* TASK DETAILS *
Quote all entries exactly, leaving pictures aside.

============================================================

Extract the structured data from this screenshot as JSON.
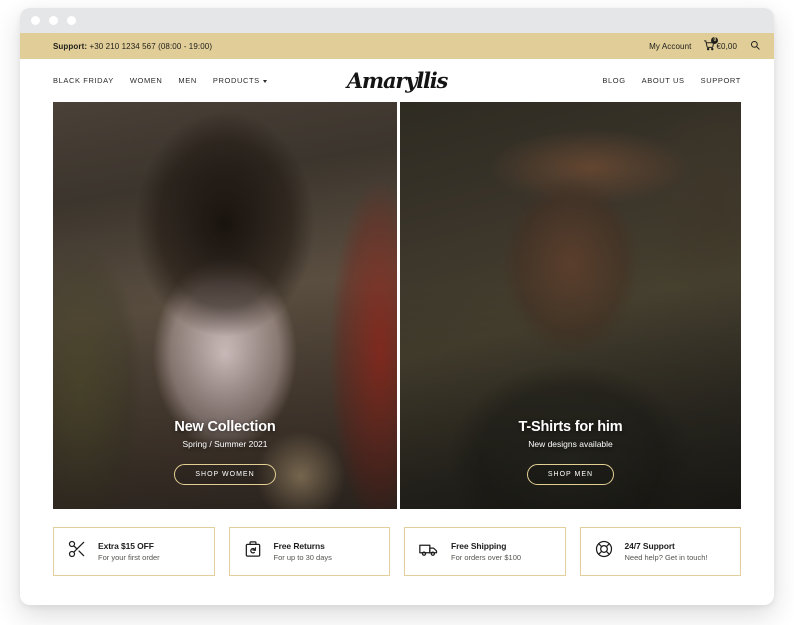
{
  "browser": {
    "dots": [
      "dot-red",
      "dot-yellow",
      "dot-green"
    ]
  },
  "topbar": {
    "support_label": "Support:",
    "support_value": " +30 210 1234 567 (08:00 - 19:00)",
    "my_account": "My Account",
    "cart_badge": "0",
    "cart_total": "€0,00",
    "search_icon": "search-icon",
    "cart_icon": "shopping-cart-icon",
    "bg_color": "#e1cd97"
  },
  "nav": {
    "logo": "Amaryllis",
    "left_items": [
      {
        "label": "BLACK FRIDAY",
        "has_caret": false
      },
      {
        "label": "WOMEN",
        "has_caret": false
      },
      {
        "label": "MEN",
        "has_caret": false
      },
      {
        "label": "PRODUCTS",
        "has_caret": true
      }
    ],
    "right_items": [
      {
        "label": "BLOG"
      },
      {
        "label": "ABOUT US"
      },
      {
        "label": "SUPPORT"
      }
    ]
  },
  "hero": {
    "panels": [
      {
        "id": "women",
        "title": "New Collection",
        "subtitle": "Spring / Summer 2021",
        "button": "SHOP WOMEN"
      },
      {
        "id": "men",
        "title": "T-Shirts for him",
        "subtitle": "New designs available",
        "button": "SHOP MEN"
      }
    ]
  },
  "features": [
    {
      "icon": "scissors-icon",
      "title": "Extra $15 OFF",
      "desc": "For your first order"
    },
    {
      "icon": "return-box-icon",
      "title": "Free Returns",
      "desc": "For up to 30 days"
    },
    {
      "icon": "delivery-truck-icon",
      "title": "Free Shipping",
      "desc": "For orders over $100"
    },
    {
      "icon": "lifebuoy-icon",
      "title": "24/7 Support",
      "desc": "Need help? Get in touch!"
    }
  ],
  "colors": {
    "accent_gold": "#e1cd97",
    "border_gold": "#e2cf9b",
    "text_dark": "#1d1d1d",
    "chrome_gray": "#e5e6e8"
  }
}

============================================================

* EXPECTED ANSWER *
Extract the structured data from this screenshot as JSON.
{
  "browser": {
    "dots": [
      "dot-red",
      "dot-yellow",
      "dot-green"
    ]
  },
  "topbar": {
    "support_label": "Support:",
    "support_value": " +30 210 1234 567 (08:00 - 19:00)",
    "my_account": "My Account",
    "cart_badge": "0",
    "cart_total": "€0,00",
    "search_icon": "search-icon",
    "cart_icon": "shopping-cart-icon",
    "bg_color": "#e1cd97"
  },
  "nav": {
    "logo": "Amaryllis",
    "left_items": [
      {
        "label": "BLACK FRIDAY",
        "has_caret": false
      },
      {
        "label": "WOMEN",
        "has_caret": false
      },
      {
        "label": "MEN",
        "has_caret": false
      },
      {
        "label": "PRODUCTS",
        "has_caret": true
      }
    ],
    "right_items": [
      {
        "label": "BLOG"
      },
      {
        "label": "ABOUT US"
      },
      {
        "label": "SUPPORT"
      }
    ]
  },
  "hero": {
    "panels": [
      {
        "id": "women",
        "title": "New Collection",
        "subtitle": "Spring / Summer 2021",
        "button": "SHOP WOMEN"
      },
      {
        "id": "men",
        "title": "T-Shirts for him",
        "subtitle": "New designs available",
        "button": "SHOP MEN"
      }
    ]
  },
  "features": [
    {
      "icon": "scissors-icon",
      "title": "Extra $15 OFF",
      "desc": "For your first order"
    },
    {
      "icon": "return-box-icon",
      "title": "Free Returns",
      "desc": "For up to 30 days"
    },
    {
      "icon": "delivery-truck-icon",
      "title": "Free Shipping",
      "desc": "For orders over $100"
    },
    {
      "icon": "lifebuoy-icon",
      "title": "24/7 Support",
      "desc": "Need help? Get in touch!"
    }
  ],
  "colors": {
    "accent_gold": "#e1cd97",
    "border_gold": "#e2cf9b",
    "text_dark": "#1d1d1d",
    "chrome_gray": "#e5e6e8"
  }
}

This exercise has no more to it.